• _WHAT THE TASK REQUIRES_: Present the following entries again, word for word and in full.

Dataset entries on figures
··········

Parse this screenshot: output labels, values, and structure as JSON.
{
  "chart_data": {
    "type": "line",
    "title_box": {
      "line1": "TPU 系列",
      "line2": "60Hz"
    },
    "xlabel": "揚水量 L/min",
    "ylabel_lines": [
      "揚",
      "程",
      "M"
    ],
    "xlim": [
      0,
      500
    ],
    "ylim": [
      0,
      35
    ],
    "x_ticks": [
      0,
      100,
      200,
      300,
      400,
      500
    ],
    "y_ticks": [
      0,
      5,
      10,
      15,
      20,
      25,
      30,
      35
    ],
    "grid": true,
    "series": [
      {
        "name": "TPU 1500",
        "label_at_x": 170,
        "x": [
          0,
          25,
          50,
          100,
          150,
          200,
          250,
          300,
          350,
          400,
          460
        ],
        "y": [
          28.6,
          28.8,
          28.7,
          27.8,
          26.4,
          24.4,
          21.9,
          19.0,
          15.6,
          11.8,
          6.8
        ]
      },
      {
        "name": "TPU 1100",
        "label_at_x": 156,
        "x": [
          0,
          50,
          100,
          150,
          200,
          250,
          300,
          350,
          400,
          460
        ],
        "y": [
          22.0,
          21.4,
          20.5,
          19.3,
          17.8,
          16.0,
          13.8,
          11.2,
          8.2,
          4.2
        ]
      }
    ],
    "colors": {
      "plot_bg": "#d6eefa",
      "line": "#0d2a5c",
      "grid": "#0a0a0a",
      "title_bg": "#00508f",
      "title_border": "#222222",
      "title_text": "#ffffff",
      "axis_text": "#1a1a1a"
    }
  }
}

··········

• _EXERCISE RESULT_:
Parse this screenshot: output labels, values, and structure as JSON.
{
  "chart_data": {
    "type": "line",
    "title_box": {
      "line1": "TPU 系列",
      "line2": "60Hz"
    },
    "xlabel": "揚水量 L/min",
    "ylabel_lines": [
      "揚",
      "程",
      "M"
    ],
    "xlim": [
      0,
      500
    ],
    "ylim": [
      0,
      35
    ],
    "x_ticks": [
      0,
      100,
      200,
      300,
      400,
      500
    ],
    "y_ticks": [
      0,
      5,
      10,
      15,
      20,
      25,
      30,
      35
    ],
    "grid": true,
    "series": [
      {
        "name": "TPU 1500",
        "label_at_x": 170,
        "x": [
          0,
          25,
          50,
          100,
          150,
          200,
          250,
          300,
          350,
          400,
          460
        ],
        "y": [
          28.6,
          28.8,
          28.7,
          27.8,
          26.4,
          24.4,
          21.9,
          19.0,
          15.6,
          11.8,
          6.8
        ]
      },
      {
        "name": "TPU 1100",
        "label_at_x": 156,
        "x": [
          0,
          50,
          100,
          150,
          200,
          250,
          300,
          350,
          400,
          460
        ],
        "y": [
          22.0,
          21.4,
          20.5,
          19.3,
          17.8,
          16.0,
          13.8,
          11.2,
          8.2,
          4.2
        ]
      }
    ],
    "colors": {
      "plot_bg": "#d6eefa",
      "line": "#0d2a5c",
      "grid": "#0a0a0a",
      "title_bg": "#00508f",
      "title_border": "#222222",
      "title_text": "#ffffff",
      "axis_text": "#1a1a1a"
    }
  }
}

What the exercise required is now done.